══ EXCERPTED RECORDS ══

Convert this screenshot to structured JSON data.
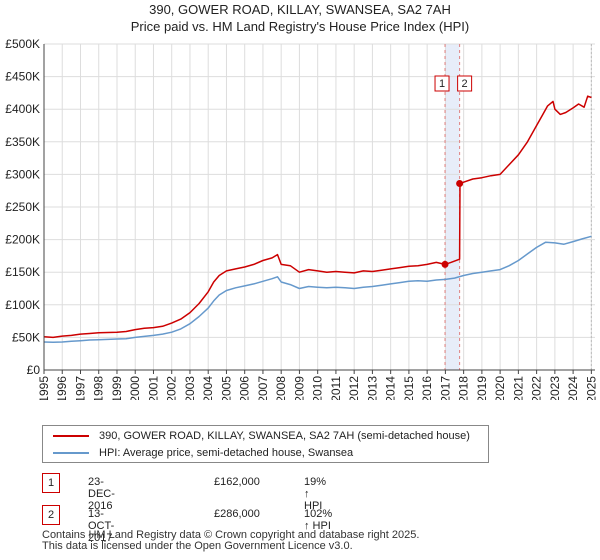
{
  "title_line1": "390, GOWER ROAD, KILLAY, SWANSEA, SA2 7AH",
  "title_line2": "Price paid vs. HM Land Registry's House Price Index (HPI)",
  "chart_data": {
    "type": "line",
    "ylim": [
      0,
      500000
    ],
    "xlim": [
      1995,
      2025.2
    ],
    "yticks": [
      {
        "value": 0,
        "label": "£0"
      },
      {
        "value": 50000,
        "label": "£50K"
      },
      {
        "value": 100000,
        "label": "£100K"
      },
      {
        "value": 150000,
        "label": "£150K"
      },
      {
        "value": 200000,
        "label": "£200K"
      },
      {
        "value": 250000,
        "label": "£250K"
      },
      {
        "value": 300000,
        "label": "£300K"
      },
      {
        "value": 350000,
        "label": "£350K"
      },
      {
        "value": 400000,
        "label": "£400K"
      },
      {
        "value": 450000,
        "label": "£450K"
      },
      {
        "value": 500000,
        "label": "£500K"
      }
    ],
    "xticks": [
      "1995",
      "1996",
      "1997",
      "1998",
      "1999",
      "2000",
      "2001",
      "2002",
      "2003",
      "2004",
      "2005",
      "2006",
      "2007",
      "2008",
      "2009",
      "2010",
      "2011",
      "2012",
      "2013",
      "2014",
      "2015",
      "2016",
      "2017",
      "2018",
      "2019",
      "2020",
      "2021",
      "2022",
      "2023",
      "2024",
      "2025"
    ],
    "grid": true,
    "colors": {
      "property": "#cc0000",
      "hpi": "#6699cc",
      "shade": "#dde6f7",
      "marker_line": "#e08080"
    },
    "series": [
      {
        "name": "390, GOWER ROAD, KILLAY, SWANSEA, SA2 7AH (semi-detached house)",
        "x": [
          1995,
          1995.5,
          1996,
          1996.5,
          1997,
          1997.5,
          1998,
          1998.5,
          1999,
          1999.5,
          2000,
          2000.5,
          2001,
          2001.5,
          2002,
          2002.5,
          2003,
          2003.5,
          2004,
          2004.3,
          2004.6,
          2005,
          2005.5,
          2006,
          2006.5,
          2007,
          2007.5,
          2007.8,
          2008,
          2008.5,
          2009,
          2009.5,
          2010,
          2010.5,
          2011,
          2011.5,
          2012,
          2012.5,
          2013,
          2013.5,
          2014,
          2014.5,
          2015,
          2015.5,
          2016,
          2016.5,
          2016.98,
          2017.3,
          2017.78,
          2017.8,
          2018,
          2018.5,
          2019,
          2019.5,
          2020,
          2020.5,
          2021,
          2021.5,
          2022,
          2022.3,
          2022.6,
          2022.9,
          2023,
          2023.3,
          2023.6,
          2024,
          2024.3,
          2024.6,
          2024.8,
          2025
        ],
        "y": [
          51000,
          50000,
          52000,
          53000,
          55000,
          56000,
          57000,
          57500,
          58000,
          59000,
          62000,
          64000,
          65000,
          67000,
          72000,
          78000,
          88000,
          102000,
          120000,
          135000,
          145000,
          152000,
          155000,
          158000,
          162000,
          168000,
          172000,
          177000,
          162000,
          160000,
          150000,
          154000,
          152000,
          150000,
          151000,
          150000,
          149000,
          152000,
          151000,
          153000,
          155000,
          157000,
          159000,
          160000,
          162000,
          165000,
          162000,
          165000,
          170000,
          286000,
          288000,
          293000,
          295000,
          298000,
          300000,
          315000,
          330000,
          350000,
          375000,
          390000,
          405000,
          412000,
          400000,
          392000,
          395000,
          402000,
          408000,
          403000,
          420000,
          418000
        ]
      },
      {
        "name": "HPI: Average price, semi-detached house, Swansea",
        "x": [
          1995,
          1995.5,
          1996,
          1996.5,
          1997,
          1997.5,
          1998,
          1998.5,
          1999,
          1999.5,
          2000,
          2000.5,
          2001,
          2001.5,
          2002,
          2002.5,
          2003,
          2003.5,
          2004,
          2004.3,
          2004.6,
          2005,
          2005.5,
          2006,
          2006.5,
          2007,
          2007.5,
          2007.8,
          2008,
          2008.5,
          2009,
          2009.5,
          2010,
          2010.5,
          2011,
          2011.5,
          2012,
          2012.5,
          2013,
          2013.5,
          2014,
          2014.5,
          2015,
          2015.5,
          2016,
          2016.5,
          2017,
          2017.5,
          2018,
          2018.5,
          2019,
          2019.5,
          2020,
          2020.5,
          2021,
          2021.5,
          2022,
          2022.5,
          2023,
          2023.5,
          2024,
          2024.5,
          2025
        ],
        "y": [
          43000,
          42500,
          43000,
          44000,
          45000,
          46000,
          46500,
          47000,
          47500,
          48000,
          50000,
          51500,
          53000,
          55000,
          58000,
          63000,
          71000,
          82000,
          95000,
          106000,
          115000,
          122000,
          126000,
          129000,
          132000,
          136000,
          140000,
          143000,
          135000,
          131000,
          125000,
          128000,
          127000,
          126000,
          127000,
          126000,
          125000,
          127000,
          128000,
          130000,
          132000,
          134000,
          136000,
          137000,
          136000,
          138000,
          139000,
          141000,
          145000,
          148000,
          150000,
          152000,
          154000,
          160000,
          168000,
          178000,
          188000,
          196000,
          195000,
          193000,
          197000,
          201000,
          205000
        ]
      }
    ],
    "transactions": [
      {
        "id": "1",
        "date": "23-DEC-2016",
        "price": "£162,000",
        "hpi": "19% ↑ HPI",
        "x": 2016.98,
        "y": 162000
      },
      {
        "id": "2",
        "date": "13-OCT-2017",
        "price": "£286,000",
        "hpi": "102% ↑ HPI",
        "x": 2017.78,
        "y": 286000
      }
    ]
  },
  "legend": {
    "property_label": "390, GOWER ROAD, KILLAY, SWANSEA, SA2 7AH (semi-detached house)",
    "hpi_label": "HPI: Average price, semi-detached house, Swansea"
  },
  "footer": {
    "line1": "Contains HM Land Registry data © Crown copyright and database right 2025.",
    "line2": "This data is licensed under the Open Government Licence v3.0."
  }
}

═══
══ EXCERPTED RECORDS ══

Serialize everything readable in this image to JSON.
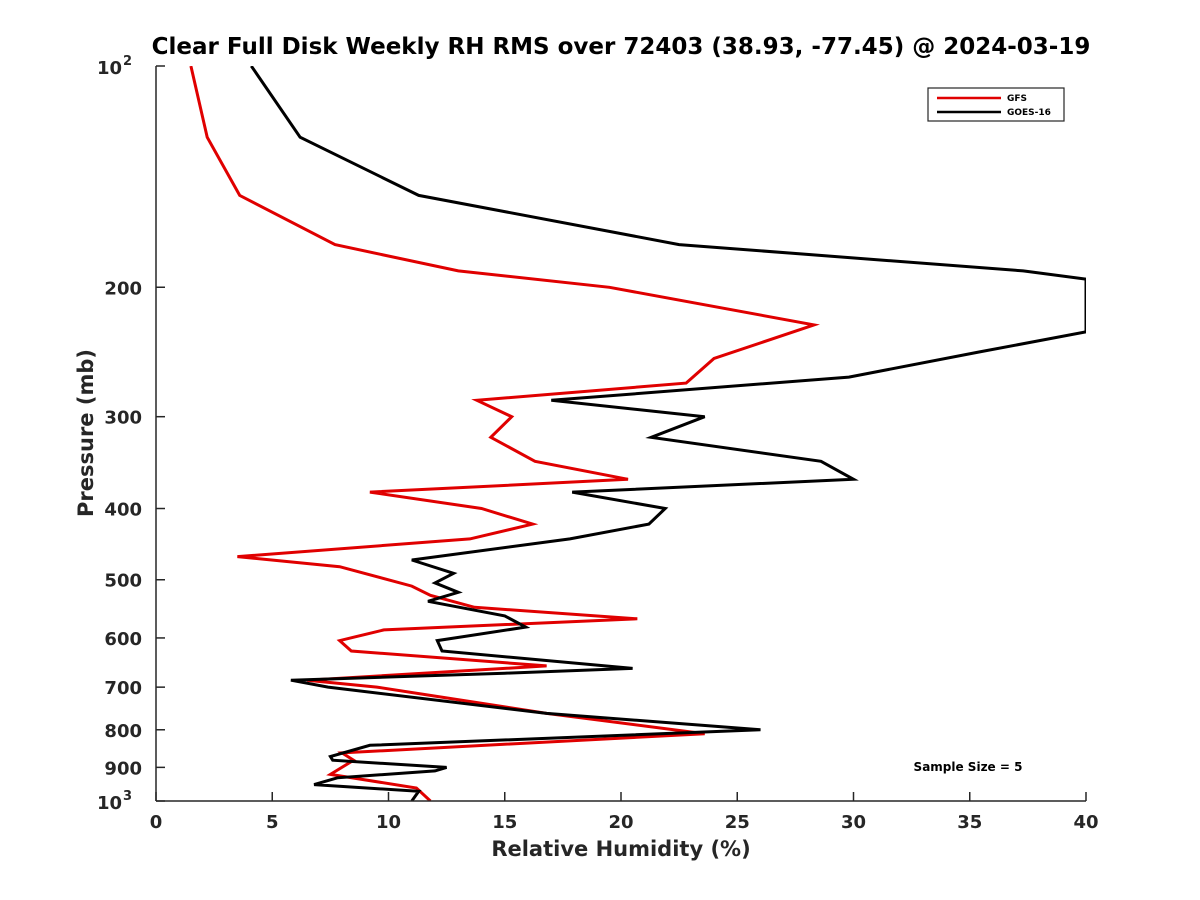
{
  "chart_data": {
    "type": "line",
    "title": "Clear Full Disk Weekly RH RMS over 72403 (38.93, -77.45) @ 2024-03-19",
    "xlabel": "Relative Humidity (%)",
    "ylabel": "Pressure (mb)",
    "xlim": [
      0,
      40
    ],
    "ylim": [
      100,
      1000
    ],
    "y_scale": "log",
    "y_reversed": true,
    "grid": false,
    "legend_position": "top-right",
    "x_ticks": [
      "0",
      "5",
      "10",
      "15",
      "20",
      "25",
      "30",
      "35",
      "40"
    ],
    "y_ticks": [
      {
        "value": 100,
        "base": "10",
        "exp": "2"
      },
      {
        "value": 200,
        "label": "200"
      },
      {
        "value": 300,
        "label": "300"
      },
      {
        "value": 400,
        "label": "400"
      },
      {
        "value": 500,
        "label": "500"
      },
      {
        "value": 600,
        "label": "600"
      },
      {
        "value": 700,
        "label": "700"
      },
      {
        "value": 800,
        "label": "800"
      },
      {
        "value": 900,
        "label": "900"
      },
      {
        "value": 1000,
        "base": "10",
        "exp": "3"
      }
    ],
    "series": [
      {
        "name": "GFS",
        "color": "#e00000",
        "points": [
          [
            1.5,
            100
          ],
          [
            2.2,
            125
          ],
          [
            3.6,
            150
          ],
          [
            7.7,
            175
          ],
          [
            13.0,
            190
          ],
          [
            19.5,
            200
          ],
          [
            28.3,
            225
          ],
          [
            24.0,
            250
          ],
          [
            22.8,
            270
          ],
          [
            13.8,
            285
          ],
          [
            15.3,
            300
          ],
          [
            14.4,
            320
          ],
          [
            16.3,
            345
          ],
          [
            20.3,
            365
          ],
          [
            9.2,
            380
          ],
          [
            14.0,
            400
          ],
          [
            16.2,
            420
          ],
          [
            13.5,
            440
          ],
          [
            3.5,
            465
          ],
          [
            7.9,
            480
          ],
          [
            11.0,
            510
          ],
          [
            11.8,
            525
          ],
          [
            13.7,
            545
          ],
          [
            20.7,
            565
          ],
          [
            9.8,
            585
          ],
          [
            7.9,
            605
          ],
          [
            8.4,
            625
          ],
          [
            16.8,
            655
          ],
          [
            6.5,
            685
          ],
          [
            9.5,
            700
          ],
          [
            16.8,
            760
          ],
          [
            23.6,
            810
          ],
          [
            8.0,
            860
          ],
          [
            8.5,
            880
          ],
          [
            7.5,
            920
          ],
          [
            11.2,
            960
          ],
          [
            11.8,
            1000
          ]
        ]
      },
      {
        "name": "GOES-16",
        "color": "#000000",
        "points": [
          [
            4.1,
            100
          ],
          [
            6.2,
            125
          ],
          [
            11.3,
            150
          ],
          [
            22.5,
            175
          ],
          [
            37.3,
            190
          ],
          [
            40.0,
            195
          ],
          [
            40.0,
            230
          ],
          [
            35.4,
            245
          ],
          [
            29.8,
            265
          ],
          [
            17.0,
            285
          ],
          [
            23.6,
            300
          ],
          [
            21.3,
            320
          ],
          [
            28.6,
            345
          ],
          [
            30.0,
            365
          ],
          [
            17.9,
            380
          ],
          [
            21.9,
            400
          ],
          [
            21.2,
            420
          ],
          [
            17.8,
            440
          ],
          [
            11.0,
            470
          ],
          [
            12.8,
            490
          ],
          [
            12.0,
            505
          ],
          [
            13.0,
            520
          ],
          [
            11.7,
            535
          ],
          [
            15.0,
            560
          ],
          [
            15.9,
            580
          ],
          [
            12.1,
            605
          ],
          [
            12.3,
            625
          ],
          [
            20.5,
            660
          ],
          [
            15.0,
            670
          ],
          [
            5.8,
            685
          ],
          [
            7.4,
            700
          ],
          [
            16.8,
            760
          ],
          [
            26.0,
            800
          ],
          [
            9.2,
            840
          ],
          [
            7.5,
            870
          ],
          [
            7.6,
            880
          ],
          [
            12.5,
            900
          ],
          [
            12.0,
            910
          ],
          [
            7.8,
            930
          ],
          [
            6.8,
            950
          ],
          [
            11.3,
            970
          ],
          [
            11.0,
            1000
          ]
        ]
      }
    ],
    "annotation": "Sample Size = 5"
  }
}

═══
══ EXCERPTED RECORDS ══

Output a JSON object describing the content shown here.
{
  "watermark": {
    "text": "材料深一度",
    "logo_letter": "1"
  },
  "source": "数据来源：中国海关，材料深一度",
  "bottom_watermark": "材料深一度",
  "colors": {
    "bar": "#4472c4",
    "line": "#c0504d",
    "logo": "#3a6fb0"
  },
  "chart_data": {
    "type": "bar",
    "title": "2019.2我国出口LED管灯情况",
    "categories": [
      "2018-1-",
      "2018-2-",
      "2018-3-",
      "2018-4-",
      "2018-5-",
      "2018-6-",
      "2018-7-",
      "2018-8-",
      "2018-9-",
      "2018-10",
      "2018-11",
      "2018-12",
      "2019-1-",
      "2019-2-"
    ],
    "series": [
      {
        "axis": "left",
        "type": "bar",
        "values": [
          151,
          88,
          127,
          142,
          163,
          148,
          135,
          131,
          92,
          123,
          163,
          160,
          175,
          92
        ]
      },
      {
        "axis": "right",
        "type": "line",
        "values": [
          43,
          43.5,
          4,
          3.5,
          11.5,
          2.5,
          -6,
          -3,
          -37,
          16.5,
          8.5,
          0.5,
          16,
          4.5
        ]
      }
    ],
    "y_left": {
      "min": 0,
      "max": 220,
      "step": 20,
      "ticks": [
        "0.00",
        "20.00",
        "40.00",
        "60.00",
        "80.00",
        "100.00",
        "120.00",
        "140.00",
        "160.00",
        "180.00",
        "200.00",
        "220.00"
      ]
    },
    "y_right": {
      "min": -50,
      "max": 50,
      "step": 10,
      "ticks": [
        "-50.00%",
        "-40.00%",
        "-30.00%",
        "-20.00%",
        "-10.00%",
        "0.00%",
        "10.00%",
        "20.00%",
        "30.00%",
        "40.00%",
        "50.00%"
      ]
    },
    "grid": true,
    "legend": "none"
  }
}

═══

TASK
Look over the records above and copy each line that includes the string "Average".

THE SOLUTION
        "name": "HPI: Average price, semi-detached house, Swansea",
    "hpi_label": "HPI: Average price, semi-detached house, Swansea"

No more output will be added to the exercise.